___ Information given ___

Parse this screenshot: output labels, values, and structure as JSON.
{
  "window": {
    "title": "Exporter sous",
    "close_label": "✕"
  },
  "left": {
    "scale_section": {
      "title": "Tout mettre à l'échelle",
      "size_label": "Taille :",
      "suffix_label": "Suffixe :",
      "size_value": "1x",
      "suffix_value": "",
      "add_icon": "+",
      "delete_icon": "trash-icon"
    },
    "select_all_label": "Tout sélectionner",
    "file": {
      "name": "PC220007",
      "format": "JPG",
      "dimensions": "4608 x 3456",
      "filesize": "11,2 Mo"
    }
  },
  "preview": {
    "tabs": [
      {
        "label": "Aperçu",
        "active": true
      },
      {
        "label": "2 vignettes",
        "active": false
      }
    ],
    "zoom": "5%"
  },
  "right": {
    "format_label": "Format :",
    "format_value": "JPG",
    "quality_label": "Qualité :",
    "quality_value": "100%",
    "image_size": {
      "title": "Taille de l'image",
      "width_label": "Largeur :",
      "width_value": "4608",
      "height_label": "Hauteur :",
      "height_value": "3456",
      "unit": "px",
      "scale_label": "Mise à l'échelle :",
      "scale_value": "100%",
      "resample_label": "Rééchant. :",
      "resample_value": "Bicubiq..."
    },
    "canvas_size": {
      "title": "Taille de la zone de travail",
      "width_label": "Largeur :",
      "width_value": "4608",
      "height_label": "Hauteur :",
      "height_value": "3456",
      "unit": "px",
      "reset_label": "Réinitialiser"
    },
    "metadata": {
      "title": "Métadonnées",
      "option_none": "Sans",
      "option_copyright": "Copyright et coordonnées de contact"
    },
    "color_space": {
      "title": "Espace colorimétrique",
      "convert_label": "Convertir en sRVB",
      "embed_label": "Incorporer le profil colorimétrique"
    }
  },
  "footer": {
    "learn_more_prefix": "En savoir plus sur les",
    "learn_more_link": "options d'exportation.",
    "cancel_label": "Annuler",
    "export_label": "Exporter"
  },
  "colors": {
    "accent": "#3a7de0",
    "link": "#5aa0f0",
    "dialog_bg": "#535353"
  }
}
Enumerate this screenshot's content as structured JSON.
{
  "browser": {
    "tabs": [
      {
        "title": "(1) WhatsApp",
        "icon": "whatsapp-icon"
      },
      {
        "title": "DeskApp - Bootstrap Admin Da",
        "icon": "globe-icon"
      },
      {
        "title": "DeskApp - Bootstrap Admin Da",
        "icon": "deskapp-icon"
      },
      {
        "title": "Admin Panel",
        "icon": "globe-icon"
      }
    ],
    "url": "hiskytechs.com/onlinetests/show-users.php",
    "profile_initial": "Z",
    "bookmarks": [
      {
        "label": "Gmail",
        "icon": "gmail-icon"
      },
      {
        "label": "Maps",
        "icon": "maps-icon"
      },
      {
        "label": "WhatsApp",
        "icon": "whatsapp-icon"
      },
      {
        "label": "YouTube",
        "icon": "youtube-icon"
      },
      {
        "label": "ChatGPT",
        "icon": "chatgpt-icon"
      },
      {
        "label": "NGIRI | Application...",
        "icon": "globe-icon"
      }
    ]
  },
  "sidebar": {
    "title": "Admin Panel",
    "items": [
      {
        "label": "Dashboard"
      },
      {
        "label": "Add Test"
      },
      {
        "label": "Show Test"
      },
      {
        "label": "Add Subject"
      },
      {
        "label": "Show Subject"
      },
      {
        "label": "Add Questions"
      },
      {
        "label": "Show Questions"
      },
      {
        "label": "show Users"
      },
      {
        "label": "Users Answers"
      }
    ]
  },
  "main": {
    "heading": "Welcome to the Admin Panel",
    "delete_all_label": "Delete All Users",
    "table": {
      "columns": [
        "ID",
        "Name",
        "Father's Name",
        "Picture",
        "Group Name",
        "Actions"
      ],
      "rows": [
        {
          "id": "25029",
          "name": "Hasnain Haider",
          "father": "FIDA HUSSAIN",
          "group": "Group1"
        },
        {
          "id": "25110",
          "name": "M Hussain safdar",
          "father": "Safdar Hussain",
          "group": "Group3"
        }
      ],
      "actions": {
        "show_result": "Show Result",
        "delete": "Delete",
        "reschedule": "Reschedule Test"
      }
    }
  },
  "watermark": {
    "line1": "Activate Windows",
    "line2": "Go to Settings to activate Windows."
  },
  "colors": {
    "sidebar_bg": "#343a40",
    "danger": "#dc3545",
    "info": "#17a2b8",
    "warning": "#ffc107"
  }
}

___

* _The request_: Transcribe the entire listing above precisely.

* _Full response_:
Parse this screenshot: output labels, values, and structure as JSON.
{
  "window": {
    "title": "Exporter sous",
    "close_label": "✕"
  },
  "left": {
    "scale_section": {
      "title": "Tout mettre à l'échelle",
      "size_label": "Taille :",
      "suffix_label": "Suffixe :",
      "size_value": "1x",
      "suffix_value": "",
      "add_icon": "+",
      "delete_icon": "trash-icon"
    },
    "select_all_label": "Tout sélectionner",
    "file": {
      "name": "PC220007",
      "format": "JPG",
      "dimensions": "4608 x 3456",
      "filesize": "11,2 Mo"
    }
  },
  "preview": {
    "tabs": [
      {
        "label": "Aperçu",
        "active": true
      },
      {
        "label": "2 vignettes",
        "active": false
      }
    ],
    "zoom": "5%"
  },
  "right": {
    "format_label": "Format :",
    "format_value": "JPG",
    "quality_label": "Qualité :",
    "quality_value": "100%",
    "image_size": {
      "title": "Taille de l'image",
      "width_label": "Largeur :",
      "width_value": "4608",
      "height_label": "Hauteur :",
      "height_value": "3456",
      "unit": "px",
      "scale_label": "Mise à l'échelle :",
      "scale_value": "100%",
      "resample_label": "Rééchant. :",
      "resample_value": "Bicubiq..."
    },
    "canvas_size": {
      "title": "Taille de la zone de travail",
      "width_label": "Largeur :",
      "width_value": "4608",
      "height_label": "Hauteur :",
      "height_value": "3456",
      "unit": "px",
      "reset_label": "Réinitialiser"
    },
    "metadata": {
      "title": "Métadonnées",
      "option_none": "Sans",
      "option_copyright": "Copyright et coordonnées de contact"
    },
    "color_space": {
      "title": "Espace colorimétrique",
      "convert_label": "Convertir en sRVB",
      "embed_label": "Incorporer le profil colorimétrique"
    }
  },
  "footer": {
    "learn_more_prefix": "En savoir plus sur les",
    "learn_more_link": "options d'exportation.",
    "cancel_label": "Annuler",
    "export_label": "Exporter"
  },
  "colors": {
    "accent": "#3a7de0",
    "link": "#5aa0f0",
    "dialog_bg": "#535353"
  }
}
Enumerate this screenshot's content as structured JSON.
{
  "browser": {
    "tabs": [
      {
        "title": "(1) WhatsApp",
        "icon": "whatsapp-icon"
      },
      {
        "title": "DeskApp - Bootstrap Admin Da",
        "icon": "globe-icon"
      },
      {
        "title": "DeskApp - Bootstrap Admin Da",
        "icon": "deskapp-icon"
      },
      {
        "title": "Admin Panel",
        "icon": "globe-icon"
      }
    ],
    "url": "hiskytechs.com/onlinetests/show-users.php",
    "profile_initial": "Z",
    "bookmarks": [
      {
        "label": "Gmail",
        "icon": "gmail-icon"
      },
      {
        "label": "Maps",
        "icon": "maps-icon"
      },
      {
        "label": "WhatsApp",
        "icon": "whatsapp-icon"
      },
      {
        "label": "YouTube",
        "icon": "youtube-icon"
      },
      {
        "label": "ChatGPT",
        "icon": "chatgpt-icon"
      },
      {
        "label": "NGIRI | Application...",
        "icon": "globe-icon"
      }
    ]
  },
  "sidebar": {
    "title": "Admin Panel",
    "items": [
      {
        "label": "Dashboard"
      },
      {
        "label": "Add Test"
      },
      {
        "label": "Show Test"
      },
      {
        "label": "Add Subject"
      },
      {
        "label": "Show Subject"
      },
      {
        "label": "Add Questions"
      },
      {
        "label": "Show Questions"
      },
      {
        "label": "show Users"
      },
      {
        "label": "Users Answers"
      }
    ]
  },
  "main": {
    "heading": "Welcome to the Admin Panel",
    "delete_all_label": "Delete All Users",
    "table": {
      "columns": [
        "ID",
        "Name",
        "Father's Name",
        "Picture",
        "Group Name",
        "Actions"
      ],
      "rows": [
        {
          "id": "25029",
          "name": "Hasnain Haider",
          "father": "FIDA HUSSAIN",
          "group": "Group1"
        },
        {
          "id": "25110",
          "name": "M Hussain safdar",
          "father": "Safdar Hussain",
          "group": "Group3"
        }
      ],
      "actions": {
        "show_result": "Show Result",
        "delete": "Delete",
        "reschedule": "Reschedule Test"
      }
    }
  },
  "watermark": {
    "line1": "Activate Windows",
    "line2": "Go to Settings to activate Windows."
  },
  "colors": {
    "sidebar_bg": "#343a40",
    "danger": "#dc3545",
    "info": "#17a2b8",
    "warning": "#ffc107"
  }
}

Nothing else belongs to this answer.